#### Task requirements:
Below are records to repeat exactly. Omit the pictures from the copy.

#### Rows:
◆ ◆ ◆ ◆

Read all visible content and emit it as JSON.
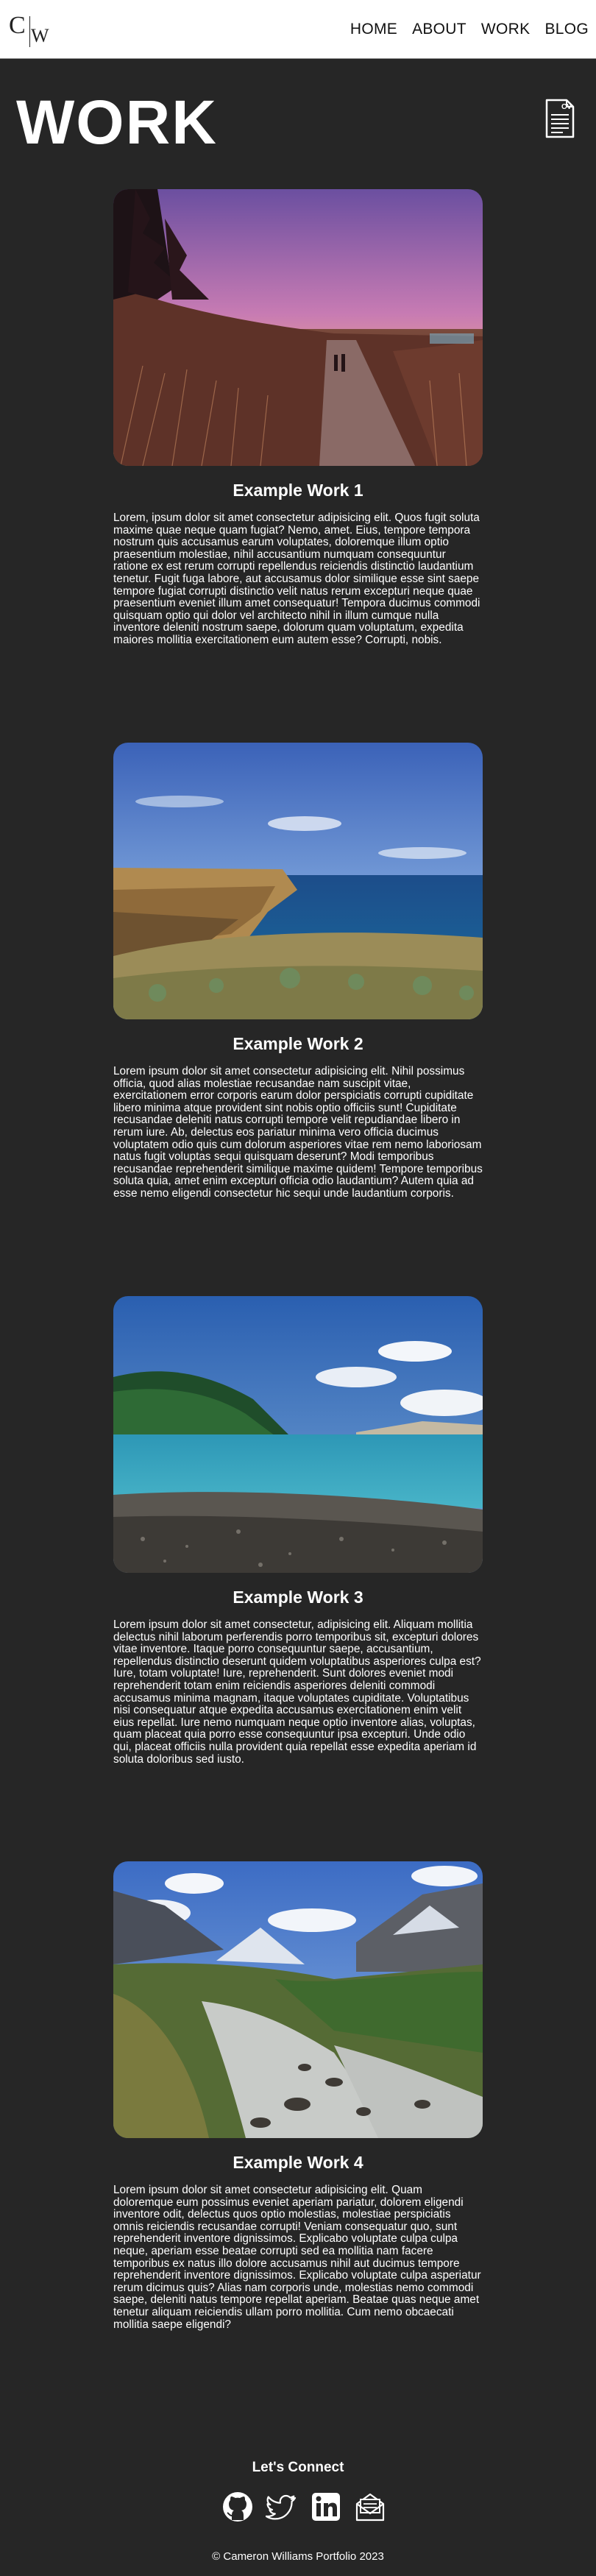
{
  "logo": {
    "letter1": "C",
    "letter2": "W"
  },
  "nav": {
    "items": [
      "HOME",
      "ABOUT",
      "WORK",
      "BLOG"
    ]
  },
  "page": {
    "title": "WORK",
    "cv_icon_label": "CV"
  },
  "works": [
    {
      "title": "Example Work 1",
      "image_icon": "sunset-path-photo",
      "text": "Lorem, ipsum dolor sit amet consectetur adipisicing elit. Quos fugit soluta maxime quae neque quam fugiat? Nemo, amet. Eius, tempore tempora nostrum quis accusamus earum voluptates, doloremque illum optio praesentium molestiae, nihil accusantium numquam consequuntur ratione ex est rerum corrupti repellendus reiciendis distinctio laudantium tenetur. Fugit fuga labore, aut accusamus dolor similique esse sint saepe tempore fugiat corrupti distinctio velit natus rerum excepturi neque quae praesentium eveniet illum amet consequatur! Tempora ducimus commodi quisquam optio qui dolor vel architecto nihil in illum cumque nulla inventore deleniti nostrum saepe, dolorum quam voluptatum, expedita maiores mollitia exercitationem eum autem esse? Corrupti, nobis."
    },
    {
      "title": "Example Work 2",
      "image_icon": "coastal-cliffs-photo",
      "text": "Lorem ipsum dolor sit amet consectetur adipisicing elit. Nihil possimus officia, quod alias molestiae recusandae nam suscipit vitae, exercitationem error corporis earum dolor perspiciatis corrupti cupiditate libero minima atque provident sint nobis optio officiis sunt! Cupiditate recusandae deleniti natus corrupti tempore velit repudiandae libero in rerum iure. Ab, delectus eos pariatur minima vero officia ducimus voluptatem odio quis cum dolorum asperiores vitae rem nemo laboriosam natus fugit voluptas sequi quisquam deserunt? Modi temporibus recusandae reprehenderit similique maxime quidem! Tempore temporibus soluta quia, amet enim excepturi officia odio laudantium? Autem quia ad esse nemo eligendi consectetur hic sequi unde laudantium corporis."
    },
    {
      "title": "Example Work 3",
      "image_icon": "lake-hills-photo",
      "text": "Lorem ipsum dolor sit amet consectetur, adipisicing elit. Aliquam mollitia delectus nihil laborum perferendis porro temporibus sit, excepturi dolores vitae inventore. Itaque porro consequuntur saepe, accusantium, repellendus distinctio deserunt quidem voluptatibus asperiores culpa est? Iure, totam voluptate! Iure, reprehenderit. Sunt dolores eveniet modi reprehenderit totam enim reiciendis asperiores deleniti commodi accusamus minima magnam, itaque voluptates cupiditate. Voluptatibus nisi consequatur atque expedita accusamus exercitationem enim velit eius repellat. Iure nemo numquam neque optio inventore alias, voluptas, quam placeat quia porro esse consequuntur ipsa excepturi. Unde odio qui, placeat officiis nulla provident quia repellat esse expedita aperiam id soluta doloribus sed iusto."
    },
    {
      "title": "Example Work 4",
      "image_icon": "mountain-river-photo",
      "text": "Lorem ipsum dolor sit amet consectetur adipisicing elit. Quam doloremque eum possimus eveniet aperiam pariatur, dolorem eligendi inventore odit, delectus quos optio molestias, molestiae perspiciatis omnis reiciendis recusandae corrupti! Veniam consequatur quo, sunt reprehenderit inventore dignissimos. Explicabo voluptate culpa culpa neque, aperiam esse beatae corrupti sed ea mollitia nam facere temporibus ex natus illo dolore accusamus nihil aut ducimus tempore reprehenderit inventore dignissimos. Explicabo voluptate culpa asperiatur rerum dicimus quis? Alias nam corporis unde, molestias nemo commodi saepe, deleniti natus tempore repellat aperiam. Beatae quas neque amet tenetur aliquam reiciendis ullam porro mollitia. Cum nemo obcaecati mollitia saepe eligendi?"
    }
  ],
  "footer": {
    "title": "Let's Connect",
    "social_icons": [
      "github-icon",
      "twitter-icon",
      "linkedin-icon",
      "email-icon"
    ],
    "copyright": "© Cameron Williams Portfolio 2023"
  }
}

◆ ◆ ◆ ◆

#### Task response:
Read all visible content and emit it as JSON.
{
  "logo": {
    "letter1": "C",
    "letter2": "W"
  },
  "nav": {
    "items": [
      "HOME",
      "ABOUT",
      "WORK",
      "BLOG"
    ]
  },
  "page": {
    "title": "WORK",
    "cv_icon_label": "CV"
  },
  "works": [
    {
      "title": "Example Work 1",
      "image_icon": "sunset-path-photo",
      "text": "Lorem, ipsum dolor sit amet consectetur adipisicing elit. Quos fugit soluta maxime quae neque quam fugiat? Nemo, amet. Eius, tempore tempora nostrum quis accusamus earum voluptates, doloremque illum optio praesentium molestiae, nihil accusantium numquam consequuntur ratione ex est rerum corrupti repellendus reiciendis distinctio laudantium tenetur. Fugit fuga labore, aut accusamus dolor similique esse sint saepe tempore fugiat corrupti distinctio velit natus rerum excepturi neque quae praesentium eveniet illum amet consequatur! Tempora ducimus commodi quisquam optio qui dolor vel architecto nihil in illum cumque nulla inventore deleniti nostrum saepe, dolorum quam voluptatum, expedita maiores mollitia exercitationem eum autem esse? Corrupti, nobis."
    },
    {
      "title": "Example Work 2",
      "image_icon": "coastal-cliffs-photo",
      "text": "Lorem ipsum dolor sit amet consectetur adipisicing elit. Nihil possimus officia, quod alias molestiae recusandae nam suscipit vitae, exercitationem error corporis earum dolor perspiciatis corrupti cupiditate libero minima atque provident sint nobis optio officiis sunt! Cupiditate recusandae deleniti natus corrupti tempore velit repudiandae libero in rerum iure. Ab, delectus eos pariatur minima vero officia ducimus voluptatem odio quis cum dolorum asperiores vitae rem nemo laboriosam natus fugit voluptas sequi quisquam deserunt? Modi temporibus recusandae reprehenderit similique maxime quidem! Tempore temporibus soluta quia, amet enim excepturi officia odio laudantium? Autem quia ad esse nemo eligendi consectetur hic sequi unde laudantium corporis."
    },
    {
      "title": "Example Work 3",
      "image_icon": "lake-hills-photo",
      "text": "Lorem ipsum dolor sit amet consectetur, adipisicing elit. Aliquam mollitia delectus nihil laborum perferendis porro temporibus sit, excepturi dolores vitae inventore. Itaque porro consequuntur saepe, accusantium, repellendus distinctio deserunt quidem voluptatibus asperiores culpa est? Iure, totam voluptate! Iure, reprehenderit. Sunt dolores eveniet modi reprehenderit totam enim reiciendis asperiores deleniti commodi accusamus minima magnam, itaque voluptates cupiditate. Voluptatibus nisi consequatur atque expedita accusamus exercitationem enim velit eius repellat. Iure nemo numquam neque optio inventore alias, voluptas, quam placeat quia porro esse consequuntur ipsa excepturi. Unde odio qui, placeat officiis nulla provident quia repellat esse expedita aperiam id soluta doloribus sed iusto."
    },
    {
      "title": "Example Work 4",
      "image_icon": "mountain-river-photo",
      "text": "Lorem ipsum dolor sit amet consectetur adipisicing elit. Quam doloremque eum possimus eveniet aperiam pariatur, dolorem eligendi inventore odit, delectus quos optio molestias, molestiae perspiciatis omnis reiciendis recusandae corrupti! Veniam consequatur quo, sunt reprehenderit inventore dignissimos. Explicabo voluptate culpa culpa neque, aperiam esse beatae corrupti sed ea mollitia nam facere temporibus ex natus illo dolore accusamus nihil aut ducimus tempore reprehenderit inventore dignissimos. Explicabo voluptate culpa asperiatur rerum dicimus quis? Alias nam corporis unde, molestias nemo commodi saepe, deleniti natus tempore repellat aperiam. Beatae quas neque amet tenetur aliquam reiciendis ullam porro mollitia. Cum nemo obcaecati mollitia saepe eligendi?"
    }
  ],
  "footer": {
    "title": "Let's Connect",
    "social_icons": [
      "github-icon",
      "twitter-icon",
      "linkedin-icon",
      "email-icon"
    ],
    "copyright": "© Cameron Williams Portfolio 2023"
  }
}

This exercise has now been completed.